-- start DOCUMENT SECTION --
It would be simplest, in terms of compiler implementation, if the new no-qthreads order-independent loop mechanism called the serial iterator. However, it might be more intuitive if they call a parallel iterator and squash the parallelism.

An additional wrinkle is that a follower iterator can't generally use coforall or forall in a yielding loop (or else we get "invalid use of parallel construct in serial iterator"). The compilation errors for this case would need to be adjusted.

Note that even if the serial iterator is called in this order-independent case - the serial iterator can still adapt to vectorization by itself using the new mechanism along with reduce intents (say).

A further option would be for the new no-qthreads order-independent loop mechanism to call a new iterator overload, if available. Adding such a feature in the future would not be breaking as long as it continues to fall back on whatever we start with. (E.g., if we start with the new mechanism calling the serial iterator; it will still do that as long as the new iterator overload is not present, so won't be backwards-breaking).

Proposals

Proposal 1a: forall and loop configuration

This proposal is to add functionality to the forall loop to avoid creating any qthreads-style tasks and then use this functionality with forall to indicate an order-independent loop in a follower iterator. This approach makes it clear that these order-independent loops can use forall intents to create create per-vector-lane variables or handle reductions across vector lanes.
-- end DOCUMENT SECTION --
### SET TASK
List every kind of iterator that the section on order-independent loop mechanisms names.
-- start SUPPLIED DATA --
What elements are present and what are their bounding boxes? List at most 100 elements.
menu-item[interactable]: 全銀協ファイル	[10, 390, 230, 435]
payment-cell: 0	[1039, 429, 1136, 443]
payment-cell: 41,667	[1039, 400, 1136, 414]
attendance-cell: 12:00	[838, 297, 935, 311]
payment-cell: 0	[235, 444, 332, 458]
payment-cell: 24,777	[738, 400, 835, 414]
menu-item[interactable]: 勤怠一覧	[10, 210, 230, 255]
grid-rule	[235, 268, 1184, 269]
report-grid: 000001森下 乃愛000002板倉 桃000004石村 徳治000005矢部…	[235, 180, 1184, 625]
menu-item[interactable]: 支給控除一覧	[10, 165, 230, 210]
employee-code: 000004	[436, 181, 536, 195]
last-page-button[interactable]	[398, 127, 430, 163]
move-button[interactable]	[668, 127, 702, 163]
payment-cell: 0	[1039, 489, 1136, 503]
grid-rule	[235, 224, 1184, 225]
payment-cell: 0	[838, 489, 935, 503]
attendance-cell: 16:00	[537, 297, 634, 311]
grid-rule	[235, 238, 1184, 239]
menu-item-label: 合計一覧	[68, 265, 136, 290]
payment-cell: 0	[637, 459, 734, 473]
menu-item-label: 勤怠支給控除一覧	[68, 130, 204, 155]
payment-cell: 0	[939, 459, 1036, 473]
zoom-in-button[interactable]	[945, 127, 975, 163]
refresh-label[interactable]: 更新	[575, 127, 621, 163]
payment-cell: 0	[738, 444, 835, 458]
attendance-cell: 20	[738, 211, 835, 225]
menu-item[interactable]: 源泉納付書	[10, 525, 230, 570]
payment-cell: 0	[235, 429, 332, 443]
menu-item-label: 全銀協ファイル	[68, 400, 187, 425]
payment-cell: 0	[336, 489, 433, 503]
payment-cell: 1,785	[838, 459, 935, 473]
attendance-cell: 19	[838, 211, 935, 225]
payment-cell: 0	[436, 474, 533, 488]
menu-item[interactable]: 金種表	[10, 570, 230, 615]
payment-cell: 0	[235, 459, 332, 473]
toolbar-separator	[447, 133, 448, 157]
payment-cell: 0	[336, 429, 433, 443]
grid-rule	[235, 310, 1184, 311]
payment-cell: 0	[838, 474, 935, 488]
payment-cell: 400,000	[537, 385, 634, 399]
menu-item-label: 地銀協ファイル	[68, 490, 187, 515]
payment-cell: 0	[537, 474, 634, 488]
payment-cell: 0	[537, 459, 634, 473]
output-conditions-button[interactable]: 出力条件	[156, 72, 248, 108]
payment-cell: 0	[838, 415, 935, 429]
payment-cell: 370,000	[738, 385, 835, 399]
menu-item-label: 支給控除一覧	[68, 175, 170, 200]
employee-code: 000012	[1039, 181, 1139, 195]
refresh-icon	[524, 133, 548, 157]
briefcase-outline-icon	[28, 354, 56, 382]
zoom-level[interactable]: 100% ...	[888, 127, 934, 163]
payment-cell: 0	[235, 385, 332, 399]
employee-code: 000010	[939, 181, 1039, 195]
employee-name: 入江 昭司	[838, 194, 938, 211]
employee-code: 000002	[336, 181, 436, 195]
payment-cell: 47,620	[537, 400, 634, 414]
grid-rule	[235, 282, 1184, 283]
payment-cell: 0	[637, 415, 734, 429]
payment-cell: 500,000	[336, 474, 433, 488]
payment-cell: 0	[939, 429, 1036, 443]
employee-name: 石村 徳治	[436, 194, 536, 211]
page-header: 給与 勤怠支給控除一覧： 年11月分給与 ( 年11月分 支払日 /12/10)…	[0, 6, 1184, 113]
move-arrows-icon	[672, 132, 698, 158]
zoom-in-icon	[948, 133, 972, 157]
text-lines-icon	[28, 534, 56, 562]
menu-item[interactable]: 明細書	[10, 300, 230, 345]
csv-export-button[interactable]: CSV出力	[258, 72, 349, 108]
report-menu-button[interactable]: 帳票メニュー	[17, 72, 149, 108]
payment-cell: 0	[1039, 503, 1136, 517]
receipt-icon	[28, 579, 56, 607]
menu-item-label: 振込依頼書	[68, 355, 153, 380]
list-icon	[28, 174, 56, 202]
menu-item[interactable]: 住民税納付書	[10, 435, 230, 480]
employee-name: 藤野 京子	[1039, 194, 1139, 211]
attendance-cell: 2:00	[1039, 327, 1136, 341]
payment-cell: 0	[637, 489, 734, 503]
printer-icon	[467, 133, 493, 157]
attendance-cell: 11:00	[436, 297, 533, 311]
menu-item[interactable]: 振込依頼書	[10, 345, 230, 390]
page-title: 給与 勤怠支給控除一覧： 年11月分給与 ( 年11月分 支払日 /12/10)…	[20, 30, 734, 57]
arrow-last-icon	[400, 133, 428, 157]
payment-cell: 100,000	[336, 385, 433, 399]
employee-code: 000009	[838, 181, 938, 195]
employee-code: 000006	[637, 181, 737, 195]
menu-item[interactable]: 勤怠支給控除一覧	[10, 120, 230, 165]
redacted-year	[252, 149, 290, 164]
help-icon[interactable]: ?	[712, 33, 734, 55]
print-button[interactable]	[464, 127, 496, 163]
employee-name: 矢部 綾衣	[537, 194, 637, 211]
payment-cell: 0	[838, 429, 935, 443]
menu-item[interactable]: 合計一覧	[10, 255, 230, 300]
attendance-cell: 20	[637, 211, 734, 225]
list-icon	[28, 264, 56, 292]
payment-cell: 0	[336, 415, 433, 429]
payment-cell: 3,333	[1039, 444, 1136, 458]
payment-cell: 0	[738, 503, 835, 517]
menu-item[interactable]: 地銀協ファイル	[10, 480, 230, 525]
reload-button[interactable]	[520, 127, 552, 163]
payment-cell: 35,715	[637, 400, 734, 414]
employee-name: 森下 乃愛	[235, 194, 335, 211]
-- end SUPPLIED DATA --
### PROBLEM SOLUTION
serial iterator, parallel iterator, follower iterator, new iterator overload